-- BEGIN --

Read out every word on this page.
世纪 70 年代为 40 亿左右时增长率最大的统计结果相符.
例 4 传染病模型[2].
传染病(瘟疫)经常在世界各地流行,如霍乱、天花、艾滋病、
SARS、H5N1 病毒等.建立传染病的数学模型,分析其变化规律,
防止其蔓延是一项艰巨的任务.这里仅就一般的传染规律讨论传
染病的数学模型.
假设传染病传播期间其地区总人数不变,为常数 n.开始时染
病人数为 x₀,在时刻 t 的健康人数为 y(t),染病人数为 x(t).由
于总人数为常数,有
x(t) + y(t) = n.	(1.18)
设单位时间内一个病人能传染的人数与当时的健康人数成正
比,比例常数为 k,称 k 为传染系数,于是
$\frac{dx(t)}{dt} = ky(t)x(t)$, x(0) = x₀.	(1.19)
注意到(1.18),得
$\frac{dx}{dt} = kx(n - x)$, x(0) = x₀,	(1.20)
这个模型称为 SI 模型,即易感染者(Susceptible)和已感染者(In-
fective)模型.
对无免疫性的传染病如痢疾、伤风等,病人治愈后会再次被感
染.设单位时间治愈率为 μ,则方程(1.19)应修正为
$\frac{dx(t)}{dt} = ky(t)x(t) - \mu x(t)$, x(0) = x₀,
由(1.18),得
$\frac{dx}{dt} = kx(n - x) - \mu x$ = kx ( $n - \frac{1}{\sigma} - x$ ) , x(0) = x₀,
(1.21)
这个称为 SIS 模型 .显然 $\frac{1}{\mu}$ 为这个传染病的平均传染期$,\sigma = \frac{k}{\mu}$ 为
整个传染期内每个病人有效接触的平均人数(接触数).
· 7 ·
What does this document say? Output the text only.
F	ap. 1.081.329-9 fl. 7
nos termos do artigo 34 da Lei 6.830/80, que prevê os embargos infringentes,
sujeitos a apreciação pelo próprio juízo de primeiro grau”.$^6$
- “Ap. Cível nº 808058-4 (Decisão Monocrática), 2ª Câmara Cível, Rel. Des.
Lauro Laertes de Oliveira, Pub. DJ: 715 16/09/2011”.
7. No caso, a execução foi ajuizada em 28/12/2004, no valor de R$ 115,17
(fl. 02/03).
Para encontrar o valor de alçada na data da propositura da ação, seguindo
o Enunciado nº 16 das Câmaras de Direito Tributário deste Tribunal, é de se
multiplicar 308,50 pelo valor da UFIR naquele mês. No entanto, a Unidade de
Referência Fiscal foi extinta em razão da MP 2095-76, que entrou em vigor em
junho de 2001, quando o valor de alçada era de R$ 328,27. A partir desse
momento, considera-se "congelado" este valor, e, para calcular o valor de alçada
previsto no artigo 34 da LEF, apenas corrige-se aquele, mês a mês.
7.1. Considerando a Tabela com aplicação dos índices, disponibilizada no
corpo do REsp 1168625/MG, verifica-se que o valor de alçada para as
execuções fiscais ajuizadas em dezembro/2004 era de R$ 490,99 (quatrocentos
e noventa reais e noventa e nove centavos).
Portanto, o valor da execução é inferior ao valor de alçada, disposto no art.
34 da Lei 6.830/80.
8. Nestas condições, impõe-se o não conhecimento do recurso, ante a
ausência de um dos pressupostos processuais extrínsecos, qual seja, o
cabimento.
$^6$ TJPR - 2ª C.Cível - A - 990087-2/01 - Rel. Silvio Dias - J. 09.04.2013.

-- END --

§ YOUR TASK: Of the lines in the entries, how many include the word "artigo"? State only the number.

§ RIGHT ANSWER: 2